──────── Entries ────────
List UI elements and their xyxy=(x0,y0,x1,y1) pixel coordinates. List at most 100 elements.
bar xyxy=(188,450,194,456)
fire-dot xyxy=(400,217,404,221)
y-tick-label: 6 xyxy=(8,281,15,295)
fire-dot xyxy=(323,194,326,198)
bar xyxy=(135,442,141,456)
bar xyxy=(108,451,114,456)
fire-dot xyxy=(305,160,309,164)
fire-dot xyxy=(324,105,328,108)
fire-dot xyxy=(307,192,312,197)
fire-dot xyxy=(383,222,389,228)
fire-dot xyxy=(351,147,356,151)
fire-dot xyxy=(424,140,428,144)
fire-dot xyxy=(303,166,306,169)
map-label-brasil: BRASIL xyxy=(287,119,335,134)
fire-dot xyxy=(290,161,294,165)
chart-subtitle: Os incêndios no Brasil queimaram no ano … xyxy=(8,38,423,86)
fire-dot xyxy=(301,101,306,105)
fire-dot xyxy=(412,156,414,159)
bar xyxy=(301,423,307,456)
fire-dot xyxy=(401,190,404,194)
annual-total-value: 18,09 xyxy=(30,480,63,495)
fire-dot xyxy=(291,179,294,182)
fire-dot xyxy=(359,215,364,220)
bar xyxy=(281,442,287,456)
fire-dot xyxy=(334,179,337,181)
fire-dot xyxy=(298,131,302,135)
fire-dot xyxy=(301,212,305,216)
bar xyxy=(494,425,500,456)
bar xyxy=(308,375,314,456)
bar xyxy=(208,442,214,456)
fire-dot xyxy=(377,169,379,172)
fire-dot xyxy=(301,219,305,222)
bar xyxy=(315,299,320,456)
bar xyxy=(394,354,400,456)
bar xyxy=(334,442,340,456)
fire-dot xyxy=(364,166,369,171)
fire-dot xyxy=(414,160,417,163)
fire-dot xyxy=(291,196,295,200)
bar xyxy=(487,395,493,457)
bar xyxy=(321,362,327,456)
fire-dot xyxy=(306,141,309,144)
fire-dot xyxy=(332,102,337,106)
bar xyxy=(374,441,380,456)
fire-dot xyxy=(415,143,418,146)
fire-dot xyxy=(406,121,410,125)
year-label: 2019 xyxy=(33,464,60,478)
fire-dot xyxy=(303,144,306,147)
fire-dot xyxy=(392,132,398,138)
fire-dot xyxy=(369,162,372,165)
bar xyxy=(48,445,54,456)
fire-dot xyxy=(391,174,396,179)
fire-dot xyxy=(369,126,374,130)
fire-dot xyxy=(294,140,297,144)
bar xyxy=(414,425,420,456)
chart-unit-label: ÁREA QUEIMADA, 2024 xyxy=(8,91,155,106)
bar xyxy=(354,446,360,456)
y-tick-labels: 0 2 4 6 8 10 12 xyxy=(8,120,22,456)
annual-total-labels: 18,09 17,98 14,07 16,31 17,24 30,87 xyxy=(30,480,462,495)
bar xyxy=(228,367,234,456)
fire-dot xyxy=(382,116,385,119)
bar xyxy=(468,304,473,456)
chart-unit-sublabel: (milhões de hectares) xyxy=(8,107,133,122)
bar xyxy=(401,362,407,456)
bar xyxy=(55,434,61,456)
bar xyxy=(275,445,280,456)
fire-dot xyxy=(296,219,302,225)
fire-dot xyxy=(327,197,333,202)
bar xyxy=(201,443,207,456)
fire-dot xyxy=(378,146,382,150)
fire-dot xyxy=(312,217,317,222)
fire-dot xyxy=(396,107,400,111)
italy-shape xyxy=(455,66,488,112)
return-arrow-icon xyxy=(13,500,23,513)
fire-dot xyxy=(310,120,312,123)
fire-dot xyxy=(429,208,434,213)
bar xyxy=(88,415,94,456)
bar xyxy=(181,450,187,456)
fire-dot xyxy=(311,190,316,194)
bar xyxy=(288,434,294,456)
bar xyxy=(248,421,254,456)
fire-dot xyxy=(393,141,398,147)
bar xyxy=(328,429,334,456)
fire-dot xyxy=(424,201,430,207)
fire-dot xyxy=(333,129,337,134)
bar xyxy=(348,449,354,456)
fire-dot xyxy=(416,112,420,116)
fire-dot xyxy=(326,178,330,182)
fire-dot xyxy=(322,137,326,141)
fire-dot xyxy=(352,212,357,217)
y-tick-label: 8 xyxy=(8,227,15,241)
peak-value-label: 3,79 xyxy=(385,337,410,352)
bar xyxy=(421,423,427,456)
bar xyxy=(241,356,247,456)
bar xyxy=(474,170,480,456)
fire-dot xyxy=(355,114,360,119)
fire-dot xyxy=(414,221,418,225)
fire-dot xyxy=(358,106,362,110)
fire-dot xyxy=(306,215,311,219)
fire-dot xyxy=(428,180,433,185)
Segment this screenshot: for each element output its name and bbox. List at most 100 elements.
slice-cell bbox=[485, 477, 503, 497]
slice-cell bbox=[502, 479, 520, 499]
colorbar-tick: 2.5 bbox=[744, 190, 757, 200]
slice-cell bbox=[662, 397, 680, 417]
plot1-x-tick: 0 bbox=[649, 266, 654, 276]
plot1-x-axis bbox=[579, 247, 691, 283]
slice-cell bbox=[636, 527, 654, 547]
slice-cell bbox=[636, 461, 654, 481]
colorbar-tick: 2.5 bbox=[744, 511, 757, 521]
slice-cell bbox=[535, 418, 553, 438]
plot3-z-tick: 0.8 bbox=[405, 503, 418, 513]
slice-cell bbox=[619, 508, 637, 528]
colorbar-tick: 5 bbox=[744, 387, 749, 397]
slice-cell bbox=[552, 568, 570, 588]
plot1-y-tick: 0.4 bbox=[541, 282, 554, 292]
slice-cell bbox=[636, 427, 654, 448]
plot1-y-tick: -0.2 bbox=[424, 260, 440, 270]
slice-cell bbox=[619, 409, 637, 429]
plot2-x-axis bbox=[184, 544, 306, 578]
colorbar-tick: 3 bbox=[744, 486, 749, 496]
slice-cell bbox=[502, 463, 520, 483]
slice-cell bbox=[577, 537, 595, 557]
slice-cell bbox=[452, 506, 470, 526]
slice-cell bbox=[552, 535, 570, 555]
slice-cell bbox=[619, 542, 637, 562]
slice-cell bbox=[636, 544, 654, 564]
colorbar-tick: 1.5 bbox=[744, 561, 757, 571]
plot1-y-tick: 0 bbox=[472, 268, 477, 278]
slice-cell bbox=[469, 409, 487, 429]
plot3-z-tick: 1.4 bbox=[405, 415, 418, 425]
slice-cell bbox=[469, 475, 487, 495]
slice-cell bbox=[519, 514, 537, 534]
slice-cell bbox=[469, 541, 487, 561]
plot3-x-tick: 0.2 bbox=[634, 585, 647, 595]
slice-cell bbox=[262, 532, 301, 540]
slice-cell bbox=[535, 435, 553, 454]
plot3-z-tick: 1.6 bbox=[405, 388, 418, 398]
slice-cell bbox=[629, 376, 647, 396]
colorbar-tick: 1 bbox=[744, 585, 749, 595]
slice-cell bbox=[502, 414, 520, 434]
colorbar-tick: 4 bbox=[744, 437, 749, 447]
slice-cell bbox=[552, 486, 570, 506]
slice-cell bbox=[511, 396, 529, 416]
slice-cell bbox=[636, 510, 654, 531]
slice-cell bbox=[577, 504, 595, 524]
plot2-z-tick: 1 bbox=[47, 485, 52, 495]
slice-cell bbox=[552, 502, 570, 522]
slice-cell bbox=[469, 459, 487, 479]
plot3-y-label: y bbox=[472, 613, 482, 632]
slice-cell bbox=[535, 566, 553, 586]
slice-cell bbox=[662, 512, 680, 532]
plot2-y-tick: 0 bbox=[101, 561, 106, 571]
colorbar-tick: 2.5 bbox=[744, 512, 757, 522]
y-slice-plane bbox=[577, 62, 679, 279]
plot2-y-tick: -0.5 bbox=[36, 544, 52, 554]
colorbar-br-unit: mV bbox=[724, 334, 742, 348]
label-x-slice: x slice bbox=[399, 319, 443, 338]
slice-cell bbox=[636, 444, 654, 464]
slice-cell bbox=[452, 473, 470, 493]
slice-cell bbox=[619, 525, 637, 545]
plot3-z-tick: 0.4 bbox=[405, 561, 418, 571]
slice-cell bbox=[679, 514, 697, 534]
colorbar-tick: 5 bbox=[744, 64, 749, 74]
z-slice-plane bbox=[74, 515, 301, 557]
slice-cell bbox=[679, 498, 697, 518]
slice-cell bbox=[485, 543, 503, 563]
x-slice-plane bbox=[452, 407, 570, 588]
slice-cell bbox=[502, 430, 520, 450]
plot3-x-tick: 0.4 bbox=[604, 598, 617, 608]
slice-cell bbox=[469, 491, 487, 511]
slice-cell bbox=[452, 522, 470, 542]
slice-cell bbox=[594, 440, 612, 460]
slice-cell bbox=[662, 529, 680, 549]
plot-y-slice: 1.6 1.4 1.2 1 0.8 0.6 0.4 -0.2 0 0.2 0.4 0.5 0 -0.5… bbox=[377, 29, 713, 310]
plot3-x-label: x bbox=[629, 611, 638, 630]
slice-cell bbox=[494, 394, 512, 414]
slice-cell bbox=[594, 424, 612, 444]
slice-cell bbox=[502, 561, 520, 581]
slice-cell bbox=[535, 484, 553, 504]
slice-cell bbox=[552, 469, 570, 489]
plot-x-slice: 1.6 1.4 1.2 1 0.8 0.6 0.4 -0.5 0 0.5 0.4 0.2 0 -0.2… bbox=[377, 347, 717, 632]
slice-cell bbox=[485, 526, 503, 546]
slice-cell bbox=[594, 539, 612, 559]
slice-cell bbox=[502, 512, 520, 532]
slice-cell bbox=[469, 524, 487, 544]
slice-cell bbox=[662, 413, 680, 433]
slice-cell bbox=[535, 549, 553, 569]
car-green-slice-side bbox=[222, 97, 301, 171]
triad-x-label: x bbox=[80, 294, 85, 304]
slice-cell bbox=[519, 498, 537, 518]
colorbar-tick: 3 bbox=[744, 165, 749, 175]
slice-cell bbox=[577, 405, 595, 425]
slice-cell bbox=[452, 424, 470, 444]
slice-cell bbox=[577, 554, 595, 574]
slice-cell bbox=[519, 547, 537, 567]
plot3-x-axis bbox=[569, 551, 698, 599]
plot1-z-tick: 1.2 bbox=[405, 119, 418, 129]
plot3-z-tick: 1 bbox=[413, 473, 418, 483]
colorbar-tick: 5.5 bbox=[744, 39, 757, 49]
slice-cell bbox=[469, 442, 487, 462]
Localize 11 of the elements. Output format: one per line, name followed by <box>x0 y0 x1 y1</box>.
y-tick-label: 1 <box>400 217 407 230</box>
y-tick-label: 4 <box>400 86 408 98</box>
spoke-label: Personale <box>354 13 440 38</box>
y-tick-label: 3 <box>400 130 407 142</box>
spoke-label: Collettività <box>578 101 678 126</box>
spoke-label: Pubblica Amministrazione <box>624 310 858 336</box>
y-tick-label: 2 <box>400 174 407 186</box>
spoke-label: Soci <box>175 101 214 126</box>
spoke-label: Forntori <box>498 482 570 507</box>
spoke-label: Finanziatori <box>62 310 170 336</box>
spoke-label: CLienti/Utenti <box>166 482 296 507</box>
────────
■ Short task ■
Please rename "fire-dot" to "hotspot" in the stretch of the material from its start through the line containing "bar xyxy=(135,442,141,456)", and give back only those lines with everything else unchanged.

■ Full output ■
List UI elements and their xyxy=(x0,y0,x1,y1) pixel coordinates. List at most 100 elements.
bar xyxy=(188,450,194,456)
hotspot xyxy=(400,217,404,221)
y-tick-label: 6 xyxy=(8,281,15,295)
hotspot xyxy=(323,194,326,198)
bar xyxy=(135,442,141,456)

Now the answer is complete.